Task instructions – Entries follow. Set all of them down as they stand.

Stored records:

[BEGIN]

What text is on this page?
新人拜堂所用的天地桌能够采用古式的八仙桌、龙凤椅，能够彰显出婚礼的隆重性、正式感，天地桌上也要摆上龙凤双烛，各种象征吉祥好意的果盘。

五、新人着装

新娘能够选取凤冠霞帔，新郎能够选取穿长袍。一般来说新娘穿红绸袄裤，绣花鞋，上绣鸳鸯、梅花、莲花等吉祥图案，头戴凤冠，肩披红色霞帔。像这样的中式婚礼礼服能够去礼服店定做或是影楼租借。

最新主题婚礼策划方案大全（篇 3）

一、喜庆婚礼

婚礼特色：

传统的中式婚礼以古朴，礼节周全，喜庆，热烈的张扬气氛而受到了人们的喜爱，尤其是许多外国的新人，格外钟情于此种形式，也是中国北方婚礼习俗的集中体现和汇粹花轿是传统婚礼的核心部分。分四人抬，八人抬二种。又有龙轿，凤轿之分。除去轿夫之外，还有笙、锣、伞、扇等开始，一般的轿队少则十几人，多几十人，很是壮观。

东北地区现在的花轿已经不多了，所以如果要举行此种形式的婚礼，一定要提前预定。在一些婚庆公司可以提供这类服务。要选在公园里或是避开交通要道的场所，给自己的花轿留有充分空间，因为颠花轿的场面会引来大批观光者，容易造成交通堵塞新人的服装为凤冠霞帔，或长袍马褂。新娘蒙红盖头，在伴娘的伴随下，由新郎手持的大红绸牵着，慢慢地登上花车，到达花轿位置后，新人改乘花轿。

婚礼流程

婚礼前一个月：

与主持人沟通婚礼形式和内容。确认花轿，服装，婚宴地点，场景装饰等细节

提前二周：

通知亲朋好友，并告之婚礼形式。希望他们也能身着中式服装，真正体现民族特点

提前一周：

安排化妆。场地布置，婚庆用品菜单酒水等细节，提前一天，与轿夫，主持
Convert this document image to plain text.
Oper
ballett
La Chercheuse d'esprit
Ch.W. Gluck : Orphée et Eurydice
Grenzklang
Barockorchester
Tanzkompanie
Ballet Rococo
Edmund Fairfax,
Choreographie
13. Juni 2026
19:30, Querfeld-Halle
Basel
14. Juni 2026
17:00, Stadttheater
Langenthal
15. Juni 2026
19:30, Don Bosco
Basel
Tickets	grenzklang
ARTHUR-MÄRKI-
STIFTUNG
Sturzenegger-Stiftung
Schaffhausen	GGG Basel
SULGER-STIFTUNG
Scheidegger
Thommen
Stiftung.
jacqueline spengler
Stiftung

[END]

Expected answer –
What text is on this page?
新人拜堂所用的天地桌能够采用古式的八仙桌、龙凤椅，能够彰显出婚礼的隆重性、正式感，天地桌上也要摆上龙凤双烛，各种象征吉祥好意的果盘。

五、新人着装

新娘能够选取凤冠霞帔，新郎能够选取穿长袍。一般来说新娘穿红绸袄裤，绣花鞋，上绣鸳鸯、梅花、莲花等吉祥图案，头戴凤冠，肩披红色霞帔。像这样的中式婚礼礼服能够去礼服店定做或是影楼租借。

最新主题婚礼策划方案大全（篇 3）

一、喜庆婚礼

婚礼特色：

传统的中式婚礼以古朴，礼节周全，喜庆，热烈的张扬气氛而受到了人们的喜爱，尤其是许多外国的新人，格外钟情于此种形式，也是中国北方婚礼习俗的集中体现和汇粹花轿是传统婚礼的核心部分。分四人抬，八人抬二种。又有龙轿，凤轿之分。除去轿夫之外，还有笙、锣、伞、扇等开始，一般的轿队少则十几人，多几十人，很是壮观。

东北地区现在的花轿已经不多了，所以如果要举行此种形式的婚礼，一定要提前预定。在一些婚庆公司可以提供这类服务。要选在公园里或是避开交通要道的场所，给自己的花轿留有充分空间，因为颠花轿的场面会引来大批观光者，容易造成交通堵塞新人的服装为凤冠霞帔，或长袍马褂。新娘蒙红盖头，在伴娘的伴随下，由新郎手持的大红绸牵着，慢慢地登上花车，到达花轿位置后，新人改乘花轿。

婚礼流程

婚礼前一个月：

与主持人沟通婚礼形式和内容。确认花轿，服装，婚宴地点，场景装饰等细节

提前二周：

通知亲朋好友，并告之婚礼形式。希望他们也能身着中式服装，真正体现民族特点

提前一周：

安排化妆。场地布置，婚庆用品菜单酒水等细节，提前一天，与轿夫，主持
Convert this document image to plain text.
Oper
ballett
La Chercheuse d'esprit
Ch.W. Gluck : Orphée et Eurydice
Grenzklang
Barockorchester
Tanzkompanie
Ballet Rococo
Edmund Fairfax,
Choreographie
13. Juni 2026
19:30, Querfeld-Halle
Basel
14. Juni 2026
17:00, Stadttheater
Langenthal
15. Juni 2026
19:30, Don Bosco
Basel
Tickets	grenzklang
ARTHUR-MÄRKI-
STIFTUNG
Sturzenegger-Stiftung
Schaffhausen	GGG Basel
SULGER-STIFTUNG
Scheidegger
Thommen
Stiftung.
jacqueline spengler
Stiftung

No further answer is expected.